Excerpt from a dataset
──────────────────────────────
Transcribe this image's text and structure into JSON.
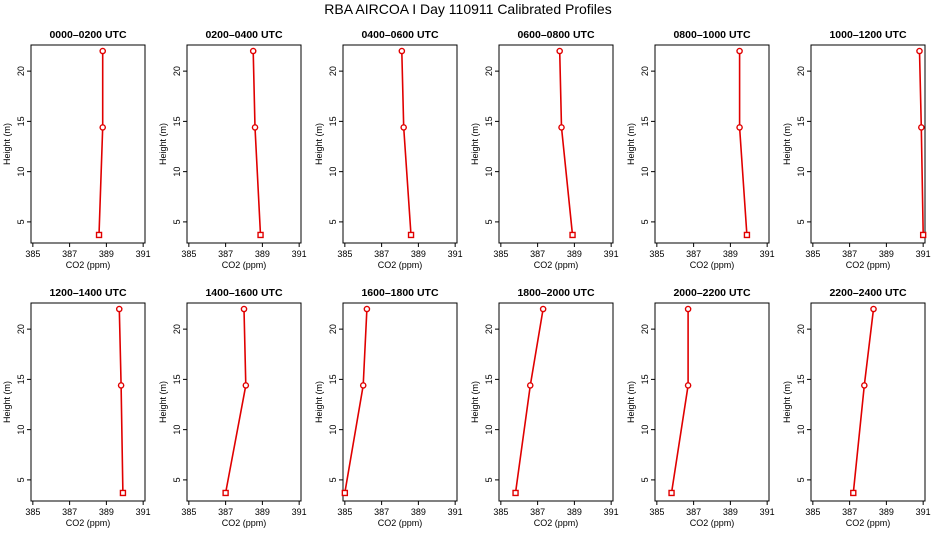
{
  "title": "RBA AIRCOA I  Day 110911  Calibrated Profiles",
  "chart_data": {
    "type": "line",
    "layout": {
      "rows": 2,
      "cols": 6
    },
    "xlabel": "CO2 (ppm)",
    "ylabel": "Height (m)",
    "xlim": [
      384.9,
      391.1
    ],
    "ylim": [
      2.9,
      22.6
    ],
    "xticks": [
      385,
      387,
      389,
      391
    ],
    "yticks": [
      5,
      10,
      15,
      20
    ],
    "series_color": "#e00000",
    "heights": [
      3.7,
      14.4,
      22.0
    ],
    "panels": [
      {
        "title": "0000–0200 UTC",
        "co2": [
          388.6,
          388.8,
          388.8
        ]
      },
      {
        "title": "0200–0400 UTC",
        "co2": [
          388.9,
          388.6,
          388.5
        ]
      },
      {
        "title": "0400–0600 UTC",
        "co2": [
          388.6,
          388.2,
          388.1
        ]
      },
      {
        "title": "0600–0800 UTC",
        "co2": [
          388.9,
          388.3,
          388.2
        ]
      },
      {
        "title": "0800–1000 UTC",
        "co2": [
          389.9,
          389.5,
          389.5
        ]
      },
      {
        "title": "1000–1200 UTC",
        "co2": [
          391.0,
          390.9,
          390.8
        ]
      },
      {
        "title": "1200–1400 UTC",
        "co2": [
          389.9,
          389.8,
          389.7
        ]
      },
      {
        "title": "1400–1600 UTC",
        "co2": [
          387.0,
          388.1,
          388.0
        ]
      },
      {
        "title": "1600–1800 UTC",
        "co2": [
          385.0,
          386.0,
          386.2
        ]
      },
      {
        "title": "1800–2000 UTC",
        "co2": [
          385.8,
          386.6,
          387.3
        ]
      },
      {
        "title": "2000–2200 UTC",
        "co2": [
          385.8,
          386.7,
          386.7
        ]
      },
      {
        "title": "2200–2400 UTC",
        "co2": [
          387.2,
          387.8,
          388.3
        ]
      }
    ]
  }
}
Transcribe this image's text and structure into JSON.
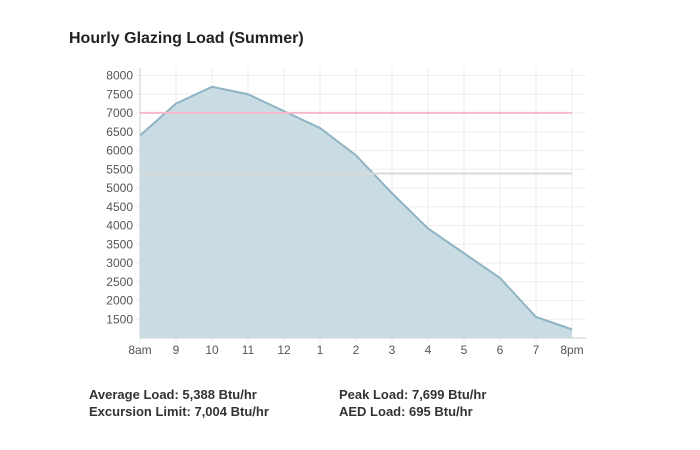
{
  "chart_data": {
    "type": "area",
    "title": "Hourly Glazing Load (Summer)",
    "xlabel": "",
    "ylabel": "",
    "categories": [
      "8am",
      "9",
      "10",
      "11",
      "12",
      "1",
      "2",
      "3",
      "4",
      "5",
      "6",
      "7",
      "8pm"
    ],
    "series": [
      {
        "values": [
          6400,
          7250,
          7699,
          7500,
          7050,
          6600,
          5870,
          4860,
          3920,
          3260,
          2600,
          1560,
          1230
        ]
      }
    ],
    "reference_lines": [
      {
        "value": 7004,
        "color": "#f4b8cc"
      },
      {
        "value": 5388,
        "color": "#d9d9d9"
      }
    ],
    "ylim": [
      1000,
      8200
    ],
    "yticks": [
      1500,
      2000,
      2500,
      3000,
      3500,
      4000,
      4500,
      5000,
      5500,
      6000,
      6500,
      7000,
      7500,
      8000
    ],
    "grid": true,
    "legend": "none",
    "colors": {
      "area_fill": "#c9dce3",
      "area_line": "#8fb4c4",
      "grid": "#eeeeee",
      "axis": "#cccccc"
    }
  },
  "stats": {
    "average_load": "Average Load: 5,388 Btu/hr",
    "excursion_limit": "Excursion Limit: 7,004 Btu/hr",
    "peak_load": "Peak Load: 7,699 Btu/hr",
    "aed_load": "AED Load: 695 Btu/hr"
  }
}
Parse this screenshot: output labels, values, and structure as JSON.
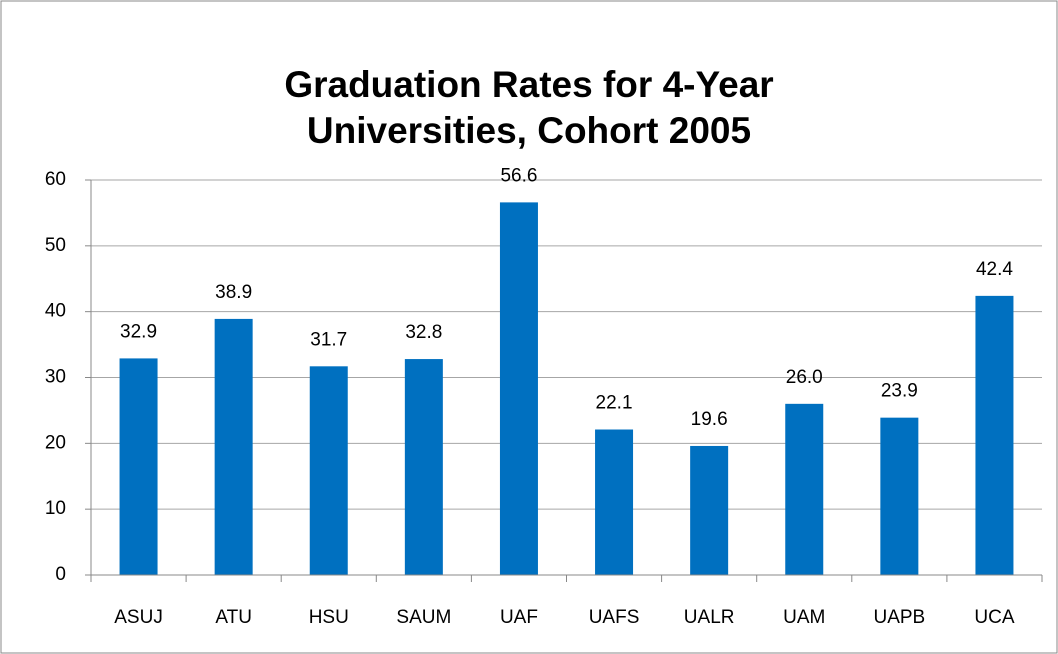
{
  "chart_data": {
    "type": "bar",
    "title": "Graduation Rates for 4-Year Universities, Cohort 2005",
    "categories": [
      "ASUJ",
      "ATU",
      "HSU",
      "SAUM",
      "UAF",
      "UAFS",
      "UALR",
      "UAM",
      "UAPB",
      "UCA"
    ],
    "values": [
      32.9,
      38.9,
      31.7,
      32.8,
      56.6,
      22.1,
      19.6,
      26.0,
      23.9,
      42.4
    ],
    "value_labels": [
      "32.9",
      "38.9",
      "31.7",
      "32.8",
      "56.6",
      "22.1",
      "19.6",
      "26.0",
      "23.9",
      "42.4"
    ],
    "color": "#0070c0",
    "ylim": [
      0,
      60
    ],
    "yticks": [
      0,
      10,
      20,
      30,
      40,
      50,
      60
    ],
    "grid": true
  }
}
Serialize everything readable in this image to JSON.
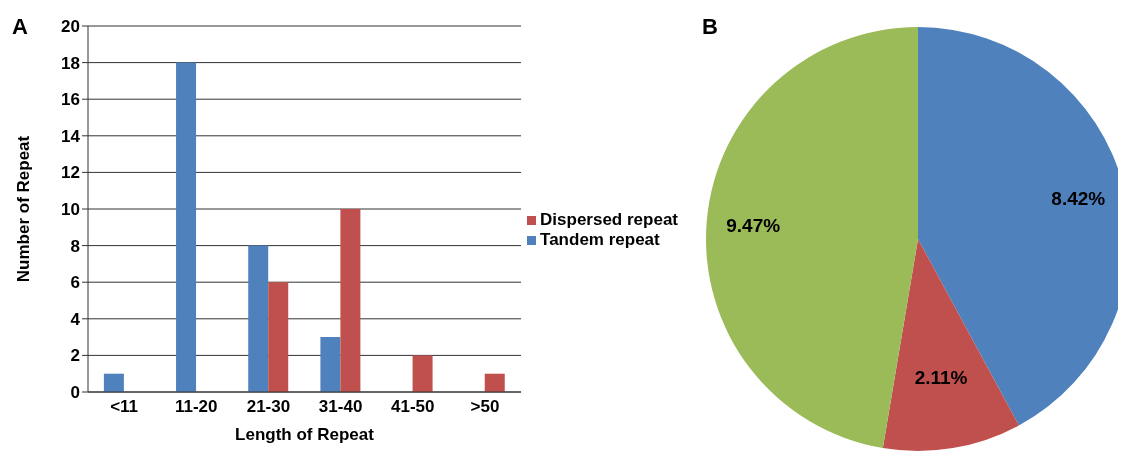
{
  "chart_data": [
    {
      "type": "bar",
      "title": "A",
      "xlabel": "Length of Repeat",
      "ylabel": "Number of Repeat",
      "categories": [
        "<11",
        "11-20",
        "21-30",
        "31-40",
        "41-50",
        ">50"
      ],
      "series": [
        {
          "name": "Tandem repeat",
          "color": "#4f81bd",
          "values": [
            1,
            18,
            8,
            3,
            0,
            0
          ]
        },
        {
          "name": "Dispersed repeat",
          "color": "#c0504d",
          "values": [
            0,
            0,
            6,
            10,
            2,
            1
          ]
        }
      ],
      "ylim": [
        0,
        20
      ],
      "yticks": [
        0,
        2,
        4,
        6,
        8,
        10,
        12,
        14,
        16,
        18,
        20
      ],
      "grid": "y",
      "legend": "right"
    },
    {
      "type": "pie",
      "title": "B",
      "categories": [
        null,
        null,
        null
      ],
      "values": [
        8.42,
        2.11,
        9.47
      ],
      "colors": [
        "#4f81bd",
        "#c0504d",
        "#9bbb59"
      ],
      "value_labels": [
        "8.42%",
        "2.11%",
        "9.47%"
      ]
    }
  ]
}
──────────────────────────────
Problem details:
Which lines above hold the word "values"? Copy each of them.

Correct result:
        "values": [
Parse this screenshot: output labels, values, and structure as JSON.
    "values": [
          "values": [
          "values": [
      "values": [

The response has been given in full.